*Request*: Omit every picture while repeating the entries exactly.

Extracted data entries:
—————

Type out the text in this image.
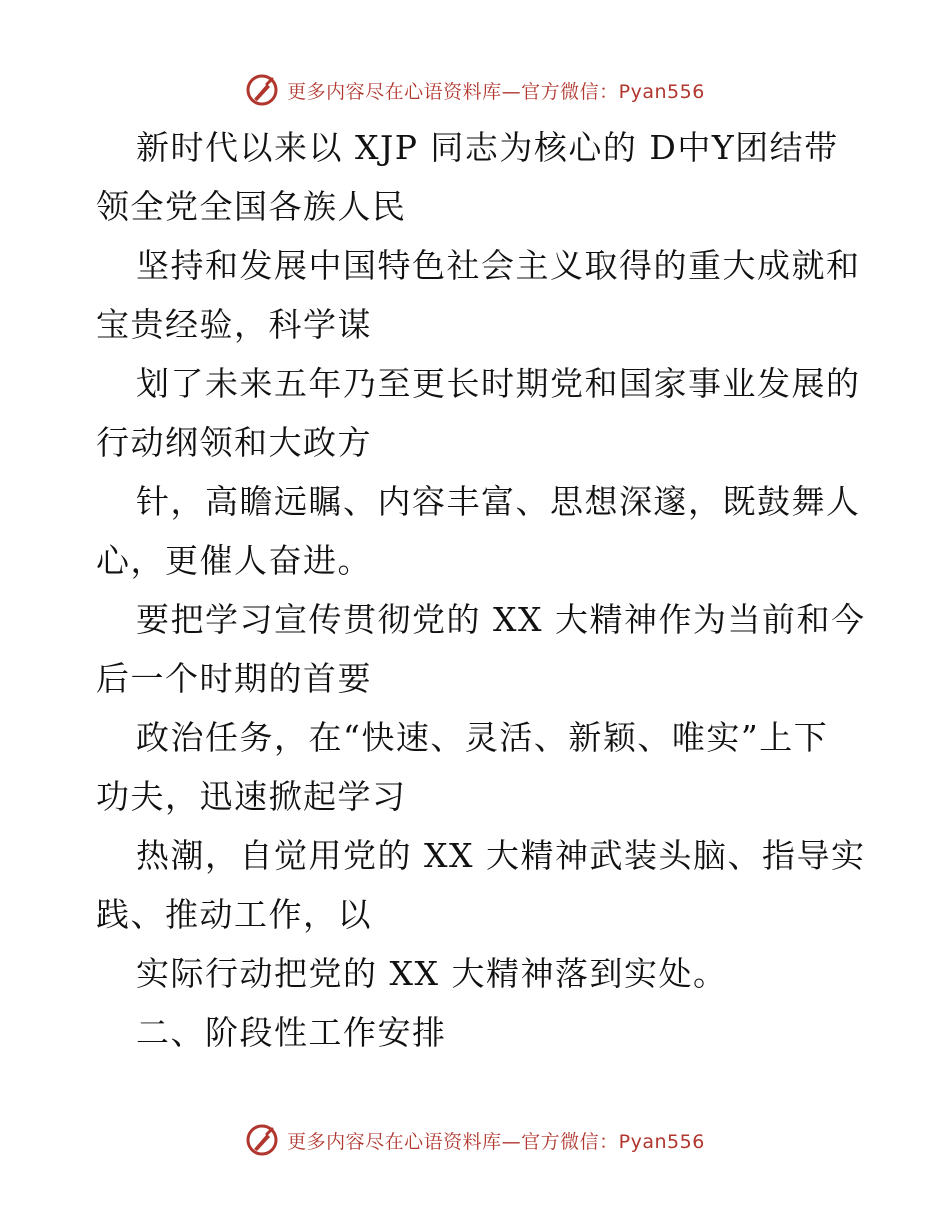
更多内容尽在心语资料库—官方微信：Pyan556

新时代以来以 XJP 同志为核心的 D中Y团结带
领全党全国各族人民

坚持和发展中国特色社会主义取得的重大成就和
宝贵经验，科学谋

划了未来五年乃至更长时期党和国家事业发展的
行动纲领和大政方

针，高瞻远瞩、内容丰富、思想深邃，既鼓舞人
心，更催人奋进。

要把学习宣传贯彻党的 XX 大精神作为当前和今
后一个时期的首要

政治任务，在“快速、灵活、新颖、唯实”上下
功夫，迅速掀起学习

热潮，自觉用党的 XX 大精神武装头脑、指导实
践、推动工作，以

实际行动把党的 XX 大精神落到实处。

二、阶段性工作安排

更多内容尽在心语资料库—官方微信：Pyan556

—————

*Full solution*:
Type out the text in this image.
更多内容尽在心语资料库—官方微信：Pyan556

新时代以来以 XJP 同志为核心的 D中Y团结带
领全党全国各族人民

坚持和发展中国特色社会主义取得的重大成就和
宝贵经验，科学谋

划了未来五年乃至更长时期党和国家事业发展的
行动纲领和大政方

针，高瞻远瞩、内容丰富、思想深邃，既鼓舞人
心，更催人奋进。

要把学习宣传贯彻党的 XX 大精神作为当前和今
后一个时期的首要

政治任务，在“快速、灵活、新颖、唯实”上下
功夫，迅速掀起学习

热潮，自觉用党的 XX 大精神武装头脑、指导实
践、推动工作，以

实际行动把党的 XX 大精神落到实处。

二、阶段性工作安排

更多内容尽在心语资料库—官方微信：Pyan556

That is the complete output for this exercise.